INSTRUCTION:
For every line in the records that has the word "color", make a copy.
--- begin DATA FOR PROCESSING ---
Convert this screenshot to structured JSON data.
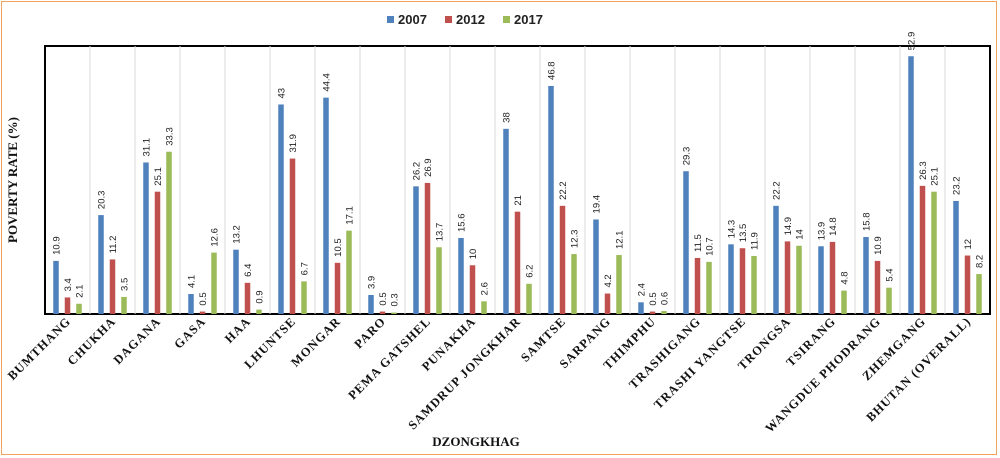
{
  "chart_data": {
    "type": "bar",
    "xlabel": "DZONGKHAG",
    "ylabel": "POVERTY RATE (%)",
    "ylim": [
      0,
      55
    ],
    "grid": "vertical separators between categories",
    "legend_position": "top-center",
    "categories": [
      "BUMTHANG",
      "CHUKHA",
      "DAGANA",
      "GASA",
      "HAA",
      "LHUNTSE",
      "MONGAR",
      "PARO",
      "PEMA GATSHEL",
      "PUNAKHA",
      "SAMDRUP JONGKHAR",
      "SAMTSE",
      "SARPANG",
      "THIMPHU",
      "TRASHIGANG",
      "TRASHI YANGTSE",
      "TRONGSA",
      "TSIRANG",
      "WANGDUE PHODRANG",
      "ZHEMGANG",
      "BHUTAN (OVERALL)"
    ],
    "series": [
      {
        "name": "2007",
        "color": "#4f81bd",
        "values": [
          10.9,
          20.3,
          31.1,
          4.1,
          13.2,
          43,
          44.4,
          3.9,
          26.2,
          15.6,
          38,
          46.8,
          19.4,
          2.4,
          29.3,
          14.3,
          22.2,
          13.9,
          15.8,
          52.9,
          23.2
        ]
      },
      {
        "name": "2012",
        "color": "#c0504d",
        "values": [
          3.4,
          11.2,
          25.1,
          0.5,
          6.4,
          31.9,
          10.5,
          0.5,
          26.9,
          10,
          21,
          22.2,
          4.2,
          0.5,
          11.5,
          13.5,
          14.9,
          14.8,
          10.9,
          26.3,
          12
        ]
      },
      {
        "name": "2017",
        "color": "#9bbb59",
        "values": [
          2.1,
          3.5,
          33.3,
          12.6,
          0.9,
          6.7,
          17.1,
          0.3,
          13.7,
          2.6,
          6.2,
          12.3,
          12.1,
          0.6,
          10.7,
          11.9,
          14,
          4.8,
          5.4,
          25.1,
          8.2
        ]
      }
    ]
  }
}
--- end DATA FOR PROCESSING ---
EXERCISE OUTPUT:
        "color": "#4f81bd",
        "color": "#c0504d",
        "color": "#9bbb59",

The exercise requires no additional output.